***** DATA *****

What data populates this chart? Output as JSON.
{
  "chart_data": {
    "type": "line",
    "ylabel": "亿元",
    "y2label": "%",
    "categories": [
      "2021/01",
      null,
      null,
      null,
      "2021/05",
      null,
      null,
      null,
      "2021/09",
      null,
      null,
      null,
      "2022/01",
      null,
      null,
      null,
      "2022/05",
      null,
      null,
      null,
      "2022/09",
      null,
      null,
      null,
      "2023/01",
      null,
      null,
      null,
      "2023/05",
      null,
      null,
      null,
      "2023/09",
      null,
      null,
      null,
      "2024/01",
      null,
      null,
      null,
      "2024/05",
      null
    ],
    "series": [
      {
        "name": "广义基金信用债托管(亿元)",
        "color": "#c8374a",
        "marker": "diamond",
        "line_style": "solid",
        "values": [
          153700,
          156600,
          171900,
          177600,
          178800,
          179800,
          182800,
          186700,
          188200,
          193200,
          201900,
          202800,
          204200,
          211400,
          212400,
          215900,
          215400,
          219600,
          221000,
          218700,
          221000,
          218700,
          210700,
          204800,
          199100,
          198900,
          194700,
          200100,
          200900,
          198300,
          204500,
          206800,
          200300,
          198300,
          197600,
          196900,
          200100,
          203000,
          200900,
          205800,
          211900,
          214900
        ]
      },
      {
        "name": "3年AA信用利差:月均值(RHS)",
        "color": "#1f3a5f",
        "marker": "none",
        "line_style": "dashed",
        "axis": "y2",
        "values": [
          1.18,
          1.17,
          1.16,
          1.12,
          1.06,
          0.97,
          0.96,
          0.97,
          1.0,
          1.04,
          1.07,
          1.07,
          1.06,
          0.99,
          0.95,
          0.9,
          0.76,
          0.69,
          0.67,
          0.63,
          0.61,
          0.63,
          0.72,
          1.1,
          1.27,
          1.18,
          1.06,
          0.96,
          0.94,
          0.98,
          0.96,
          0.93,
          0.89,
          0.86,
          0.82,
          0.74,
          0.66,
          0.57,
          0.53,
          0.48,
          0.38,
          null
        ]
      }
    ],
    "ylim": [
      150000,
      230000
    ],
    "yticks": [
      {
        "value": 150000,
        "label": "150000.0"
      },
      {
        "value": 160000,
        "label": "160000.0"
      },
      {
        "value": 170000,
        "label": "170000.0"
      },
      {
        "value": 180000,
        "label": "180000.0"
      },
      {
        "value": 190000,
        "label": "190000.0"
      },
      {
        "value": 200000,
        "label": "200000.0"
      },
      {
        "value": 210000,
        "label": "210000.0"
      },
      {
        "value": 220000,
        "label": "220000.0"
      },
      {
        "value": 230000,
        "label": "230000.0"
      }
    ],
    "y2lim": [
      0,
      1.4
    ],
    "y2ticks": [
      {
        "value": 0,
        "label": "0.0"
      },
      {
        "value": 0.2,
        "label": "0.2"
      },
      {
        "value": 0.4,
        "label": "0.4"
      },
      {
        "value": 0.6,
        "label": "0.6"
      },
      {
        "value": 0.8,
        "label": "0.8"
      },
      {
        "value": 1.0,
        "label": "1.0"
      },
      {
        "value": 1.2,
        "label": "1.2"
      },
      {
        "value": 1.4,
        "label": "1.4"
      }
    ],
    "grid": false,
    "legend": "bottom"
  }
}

*****

DIRECTION
Every record shown above should be written out again exactly.

ANSWER TO THE EXERCISE
What data populates this chart? Output as JSON.
{
  "chart_data": {
    "type": "line",
    "ylabel": "亿元",
    "y2label": "%",
    "categories": [
      "2021/01",
      null,
      null,
      null,
      "2021/05",
      null,
      null,
      null,
      "2021/09",
      null,
      null,
      null,
      "2022/01",
      null,
      null,
      null,
      "2022/05",
      null,
      null,
      null,
      "2022/09",
      null,
      null,
      null,
      "2023/01",
      null,
      null,
      null,
      "2023/05",
      null,
      null,
      null,
      "2023/09",
      null,
      null,
      null,
      "2024/01",
      null,
      null,
      null,
      "2024/05",
      null
    ],
    "series": [
      {
        "name": "广义基金信用债托管(亿元)",
        "color": "#c8374a",
        "marker": "diamond",
        "line_style": "solid",
        "values": [
          153700,
          156600,
          171900,
          177600,
          178800,
          179800,
          182800,
          186700,
          188200,
          193200,
          201900,
          202800,
          204200,
          211400,
          212400,
          215900,
          215400,
          219600,
          221000,
          218700,
          221000,
          218700,
          210700,
          204800,
          199100,
          198900,
          194700,
          200100,
          200900,
          198300,
          204500,
          206800,
          200300,
          198300,
          197600,
          196900,
          200100,
          203000,
          200900,
          205800,
          211900,
          214900
        ]
      },
      {
        "name": "3年AA信用利差:月均值(RHS)",
        "color": "#1f3a5f",
        "marker": "none",
        "line_style": "dashed",
        "axis": "y2",
        "values": [
          1.18,
          1.17,
          1.16,
          1.12,
          1.06,
          0.97,
          0.96,
          0.97,
          1.0,
          1.04,
          1.07,
          1.07,
          1.06,
          0.99,
          0.95,
          0.9,
          0.76,
          0.69,
          0.67,
          0.63,
          0.61,
          0.63,
          0.72,
          1.1,
          1.27,
          1.18,
          1.06,
          0.96,
          0.94,
          0.98,
          0.96,
          0.93,
          0.89,
          0.86,
          0.82,
          0.74,
          0.66,
          0.57,
          0.53,
          0.48,
          0.38,
          null
        ]
      }
    ],
    "ylim": [
      150000,
      230000
    ],
    "yticks": [
      {
        "value": 150000,
        "label": "150000.0"
      },
      {
        "value": 160000,
        "label": "160000.0"
      },
      {
        "value": 170000,
        "label": "170000.0"
      },
      {
        "value": 180000,
        "label": "180000.0"
      },
      {
        "value": 190000,
        "label": "190000.0"
      },
      {
        "value": 200000,
        "label": "200000.0"
      },
      {
        "value": 210000,
        "label": "210000.0"
      },
      {
        "value": 220000,
        "label": "220000.0"
      },
      {
        "value": 230000,
        "label": "230000.0"
      }
    ],
    "y2lim": [
      0,
      1.4
    ],
    "y2ticks": [
      {
        "value": 0,
        "label": "0.0"
      },
      {
        "value": 0.2,
        "label": "0.2"
      },
      {
        "value": 0.4,
        "label": "0.4"
      },
      {
        "value": 0.6,
        "label": "0.6"
      },
      {
        "value": 0.8,
        "label": "0.8"
      },
      {
        "value": 1.0,
        "label": "1.0"
      },
      {
        "value": 1.2,
        "label": "1.2"
      },
      {
        "value": 1.4,
        "label": "1.4"
      }
    ],
    "grid": false,
    "legend": "bottom"
  }
}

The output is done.